**REQUIREMENTS**
Can you print the data exactly and leave out each image?

[Raw records]
* * * * *
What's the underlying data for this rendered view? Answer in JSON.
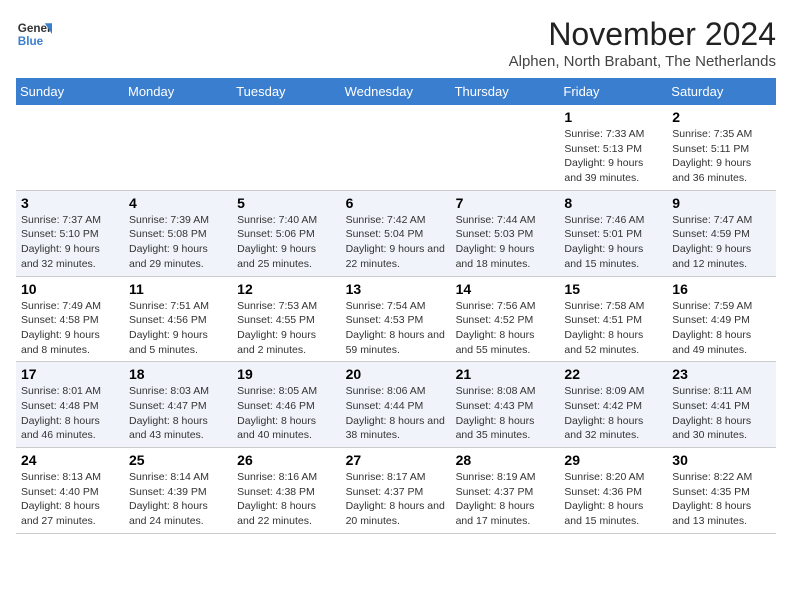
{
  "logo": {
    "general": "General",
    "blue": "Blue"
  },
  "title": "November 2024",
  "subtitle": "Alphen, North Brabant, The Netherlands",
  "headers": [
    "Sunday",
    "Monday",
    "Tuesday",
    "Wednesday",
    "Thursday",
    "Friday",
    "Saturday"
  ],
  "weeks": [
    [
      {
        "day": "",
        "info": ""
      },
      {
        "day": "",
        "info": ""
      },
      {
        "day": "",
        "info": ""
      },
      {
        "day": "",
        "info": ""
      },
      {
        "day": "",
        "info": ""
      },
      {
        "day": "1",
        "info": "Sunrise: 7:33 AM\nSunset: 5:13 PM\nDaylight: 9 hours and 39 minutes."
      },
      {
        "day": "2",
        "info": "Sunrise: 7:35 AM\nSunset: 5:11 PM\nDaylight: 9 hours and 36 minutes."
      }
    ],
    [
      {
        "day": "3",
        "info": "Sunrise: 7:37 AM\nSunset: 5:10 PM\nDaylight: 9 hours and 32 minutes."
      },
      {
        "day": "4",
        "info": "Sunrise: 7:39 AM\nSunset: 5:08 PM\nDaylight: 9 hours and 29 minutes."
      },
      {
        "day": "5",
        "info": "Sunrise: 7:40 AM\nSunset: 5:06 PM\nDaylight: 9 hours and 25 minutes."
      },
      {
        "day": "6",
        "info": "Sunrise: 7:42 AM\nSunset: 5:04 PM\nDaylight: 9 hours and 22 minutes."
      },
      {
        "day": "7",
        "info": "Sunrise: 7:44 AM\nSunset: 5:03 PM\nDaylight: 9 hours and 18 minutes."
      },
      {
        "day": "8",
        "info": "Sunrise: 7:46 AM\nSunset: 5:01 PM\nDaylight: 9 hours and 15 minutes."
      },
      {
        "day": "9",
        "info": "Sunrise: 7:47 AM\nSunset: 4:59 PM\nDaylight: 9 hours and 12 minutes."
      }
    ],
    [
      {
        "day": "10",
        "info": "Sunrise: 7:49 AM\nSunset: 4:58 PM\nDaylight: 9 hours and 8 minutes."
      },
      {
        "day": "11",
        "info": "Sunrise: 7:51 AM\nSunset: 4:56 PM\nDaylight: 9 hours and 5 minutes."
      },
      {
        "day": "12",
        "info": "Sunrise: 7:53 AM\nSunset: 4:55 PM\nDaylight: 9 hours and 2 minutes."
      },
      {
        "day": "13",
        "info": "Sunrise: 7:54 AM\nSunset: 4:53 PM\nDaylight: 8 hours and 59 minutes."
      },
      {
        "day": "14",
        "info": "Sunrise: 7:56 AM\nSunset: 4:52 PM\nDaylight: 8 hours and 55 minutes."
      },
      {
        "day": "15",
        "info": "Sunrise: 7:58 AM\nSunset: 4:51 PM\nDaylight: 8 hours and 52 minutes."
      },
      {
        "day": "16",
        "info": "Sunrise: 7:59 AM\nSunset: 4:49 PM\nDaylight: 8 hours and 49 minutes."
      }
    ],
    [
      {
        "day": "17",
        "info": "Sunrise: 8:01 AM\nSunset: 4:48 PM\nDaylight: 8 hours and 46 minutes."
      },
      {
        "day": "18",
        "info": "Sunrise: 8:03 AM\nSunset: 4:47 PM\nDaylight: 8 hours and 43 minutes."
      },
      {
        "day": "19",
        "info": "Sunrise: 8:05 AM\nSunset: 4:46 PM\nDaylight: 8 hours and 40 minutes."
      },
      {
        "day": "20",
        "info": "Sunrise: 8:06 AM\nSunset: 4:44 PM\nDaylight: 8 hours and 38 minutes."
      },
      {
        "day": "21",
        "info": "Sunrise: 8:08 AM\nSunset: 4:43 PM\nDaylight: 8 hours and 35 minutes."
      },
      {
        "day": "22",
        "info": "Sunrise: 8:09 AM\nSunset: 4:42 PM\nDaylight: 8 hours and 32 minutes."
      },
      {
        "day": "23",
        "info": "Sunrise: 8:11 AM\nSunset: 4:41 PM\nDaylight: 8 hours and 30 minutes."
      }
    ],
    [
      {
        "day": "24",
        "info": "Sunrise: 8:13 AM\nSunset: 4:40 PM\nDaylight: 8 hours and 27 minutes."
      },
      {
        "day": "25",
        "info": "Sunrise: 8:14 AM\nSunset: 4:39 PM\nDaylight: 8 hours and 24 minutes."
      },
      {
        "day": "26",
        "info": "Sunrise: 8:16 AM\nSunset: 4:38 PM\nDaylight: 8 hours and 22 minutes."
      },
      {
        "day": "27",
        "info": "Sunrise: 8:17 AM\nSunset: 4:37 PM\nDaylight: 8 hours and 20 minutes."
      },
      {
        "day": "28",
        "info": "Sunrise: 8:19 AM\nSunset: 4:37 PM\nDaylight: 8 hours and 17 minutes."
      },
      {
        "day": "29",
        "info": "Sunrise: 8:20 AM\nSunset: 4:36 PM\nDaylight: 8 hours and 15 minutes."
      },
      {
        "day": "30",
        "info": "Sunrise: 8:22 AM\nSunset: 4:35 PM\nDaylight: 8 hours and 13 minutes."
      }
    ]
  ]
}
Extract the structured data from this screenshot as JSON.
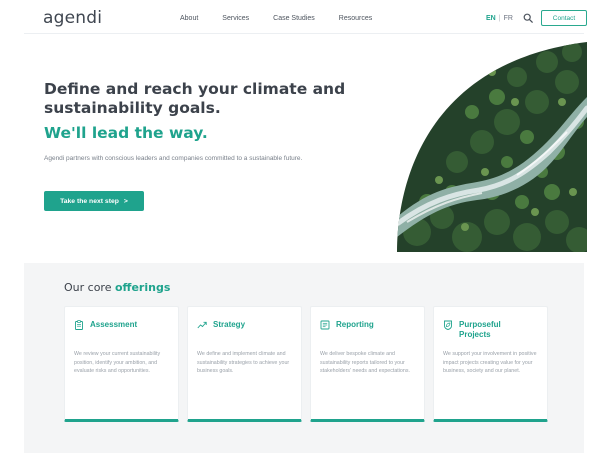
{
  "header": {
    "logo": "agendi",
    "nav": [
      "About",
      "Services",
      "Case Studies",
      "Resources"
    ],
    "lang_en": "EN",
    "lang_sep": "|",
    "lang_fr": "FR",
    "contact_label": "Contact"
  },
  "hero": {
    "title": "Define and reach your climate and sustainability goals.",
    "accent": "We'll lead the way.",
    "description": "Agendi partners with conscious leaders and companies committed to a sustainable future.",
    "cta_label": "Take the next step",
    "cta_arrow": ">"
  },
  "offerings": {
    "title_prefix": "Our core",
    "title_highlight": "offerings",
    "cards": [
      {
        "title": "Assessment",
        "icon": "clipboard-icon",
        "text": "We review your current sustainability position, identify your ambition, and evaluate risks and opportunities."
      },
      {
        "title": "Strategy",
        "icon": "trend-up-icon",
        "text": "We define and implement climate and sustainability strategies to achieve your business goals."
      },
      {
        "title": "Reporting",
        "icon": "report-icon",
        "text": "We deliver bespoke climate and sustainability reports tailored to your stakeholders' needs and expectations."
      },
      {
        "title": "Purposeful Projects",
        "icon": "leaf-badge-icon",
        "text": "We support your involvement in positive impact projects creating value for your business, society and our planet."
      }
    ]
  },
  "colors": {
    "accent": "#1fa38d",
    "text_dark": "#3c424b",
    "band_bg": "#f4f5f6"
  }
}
* * * * *
**SOLUTION FOR THIS PROBLEM**
What's the underlying data for this rendered view? Answer in JSON.
{
  "logo": {
    "general": "General",
    "blue": "Blue"
  },
  "title": "November 2024",
  "subtitle": "Alphen, North Brabant, The Netherlands",
  "headers": [
    "Sunday",
    "Monday",
    "Tuesday",
    "Wednesday",
    "Thursday",
    "Friday",
    "Saturday"
  ],
  "weeks": [
    [
      {
        "day": "",
        "info": ""
      },
      {
        "day": "",
        "info": ""
      },
      {
        "day": "",
        "info": ""
      },
      {
        "day": "",
        "info": ""
      },
      {
        "day": "",
        "info": ""
      },
      {
        "day": "1",
        "info": "Sunrise: 7:33 AM\nSunset: 5:13 PM\nDaylight: 9 hours and 39 minutes."
      },
      {
        "day": "2",
        "info": "Sunrise: 7:35 AM\nSunset: 5:11 PM\nDaylight: 9 hours and 36 minutes."
      }
    ],
    [
      {
        "day": "3",
        "info": "Sunrise: 7:37 AM\nSunset: 5:10 PM\nDaylight: 9 hours and 32 minutes."
      },
      {
        "day": "4",
        "info": "Sunrise: 7:39 AM\nSunset: 5:08 PM\nDaylight: 9 hours and 29 minutes."
      },
      {
        "day": "5",
        "info": "Sunrise: 7:40 AM\nSunset: 5:06 PM\nDaylight: 9 hours and 25 minutes."
      },
      {
        "day": "6",
        "info": "Sunrise: 7:42 AM\nSunset: 5:04 PM\nDaylight: 9 hours and 22 minutes."
      },
      {
        "day": "7",
        "info": "Sunrise: 7:44 AM\nSunset: 5:03 PM\nDaylight: 9 hours and 18 minutes."
      },
      {
        "day": "8",
        "info": "Sunrise: 7:46 AM\nSunset: 5:01 PM\nDaylight: 9 hours and 15 minutes."
      },
      {
        "day": "9",
        "info": "Sunrise: 7:47 AM\nSunset: 4:59 PM\nDaylight: 9 hours and 12 minutes."
      }
    ],
    [
      {
        "day": "10",
        "info": "Sunrise: 7:49 AM\nSunset: 4:58 PM\nDaylight: 9 hours and 8 minutes."
      },
      {
        "day": "11",
        "info": "Sunrise: 7:51 AM\nSunset: 4:56 PM\nDaylight: 9 hours and 5 minutes."
      },
      {
        "day": "12",
        "info": "Sunrise: 7:53 AM\nSunset: 4:55 PM\nDaylight: 9 hours and 2 minutes."
      },
      {
        "day": "13",
        "info": "Sunrise: 7:54 AM\nSunset: 4:53 PM\nDaylight: 8 hours and 59 minutes."
      },
      {
        "day": "14",
        "info": "Sunrise: 7:56 AM\nSunset: 4:52 PM\nDaylight: 8 hours and 55 minutes."
      },
      {
        "day": "15",
        "info": "Sunrise: 7:58 AM\nSunset: 4:51 PM\nDaylight: 8 hours and 52 minutes."
      },
      {
        "day": "16",
        "info": "Sunrise: 7:59 AM\nSunset: 4:49 PM\nDaylight: 8 hours and 49 minutes."
      }
    ],
    [
      {
        "day": "17",
        "info": "Sunrise: 8:01 AM\nSunset: 4:48 PM\nDaylight: 8 hours and 46 minutes."
      },
      {
        "day": "18",
        "info": "Sunrise: 8:03 AM\nSunset: 4:47 PM\nDaylight: 8 hours and 43 minutes."
      },
      {
        "day": "19",
        "info": "Sunrise: 8:05 AM\nSunset: 4:46 PM\nDaylight: 8 hours and 40 minutes."
      },
      {
        "day": "20",
        "info": "Sunrise: 8:06 AM\nSunset: 4:44 PM\nDaylight: 8 hours and 38 minutes."
      },
      {
        "day": "21",
        "info": "Sunrise: 8:08 AM\nSunset: 4:43 PM\nDaylight: 8 hours and 35 minutes."
      },
      {
        "day": "22",
        "info": "Sunrise: 8:09 AM\nSunset: 4:42 PM\nDaylight: 8 hours and 32 minutes."
      },
      {
        "day": "23",
        "info": "Sunrise: 8:11 AM\nSunset: 4:41 PM\nDaylight: 8 hours and 30 minutes."
      }
    ],
    [
      {
        "day": "24",
        "info": "Sunrise: 8:13 AM\nSunset: 4:40 PM\nDaylight: 8 hours and 27 minutes."
      },
      {
        "day": "25",
        "info": "Sunrise: 8:14 AM\nSunset: 4:39 PM\nDaylight: 8 hours and 24 minutes."
      },
      {
        "day": "26",
        "info": "Sunrise: 8:16 AM\nSunset: 4:38 PM\nDaylight: 8 hours and 22 minutes."
      },
      {
        "day": "27",
        "info": "Sunrise: 8:17 AM\nSunset: 4:37 PM\nDaylight: 8 hours and 20 minutes."
      },
      {
        "day": "28",
        "info": "Sunrise: 8:19 AM\nSunset: 4:37 PM\nDaylight: 8 hours and 17 minutes."
      },
      {
        "day": "29",
        "info": "Sunrise: 8:20 AM\nSunset: 4:36 PM\nDaylight: 8 hours and 15 minutes."
      },
      {
        "day": "30",
        "info": "Sunrise: 8:22 AM\nSunset: 4:35 PM\nDaylight: 8 hours and 13 minutes."
      }
    ]
  ]
}
Extract the structured data from this screenshot as JSON.
{
  "header": {
    "logo": "agendi",
    "nav": [
      "About",
      "Services",
      "Case Studies",
      "Resources"
    ],
    "lang_en": "EN",
    "lang_sep": "|",
    "lang_fr": "FR",
    "contact_label": "Contact"
  },
  "hero": {
    "title": "Define and reach your climate and sustainability goals.",
    "accent": "We'll lead the way.",
    "description": "Agendi partners with conscious leaders and companies committed to a sustainable future.",
    "cta_label": "Take the next step",
    "cta_arrow": ">"
  },
  "offerings": {
    "title_prefix": "Our core",
    "title_highlight": "offerings",
    "cards": [
      {
        "title": "Assessment",
        "icon": "clipboard-icon",
        "text": "We review your current sustainability position, identify your ambition, and evaluate risks and opportunities."
      },
      {
        "title": "Strategy",
        "icon": "trend-up-icon",
        "text": "We define and implement climate and sustainability strategies to achieve your business goals."
      },
      {
        "title": "Reporting",
        "icon": "report-icon",
        "text": "We deliver bespoke climate and sustainability reports tailored to your stakeholders' needs and expectations."
      },
      {
        "title": "Purposeful Projects",
        "icon": "leaf-badge-icon",
        "text": "We support your involvement in positive impact projects creating value for your business, society and our planet."
      }
    ]
  },
  "colors": {
    "accent": "#1fa38d",
    "text_dark": "#3c424b",
    "band_bg": "#f4f5f6"
  }
}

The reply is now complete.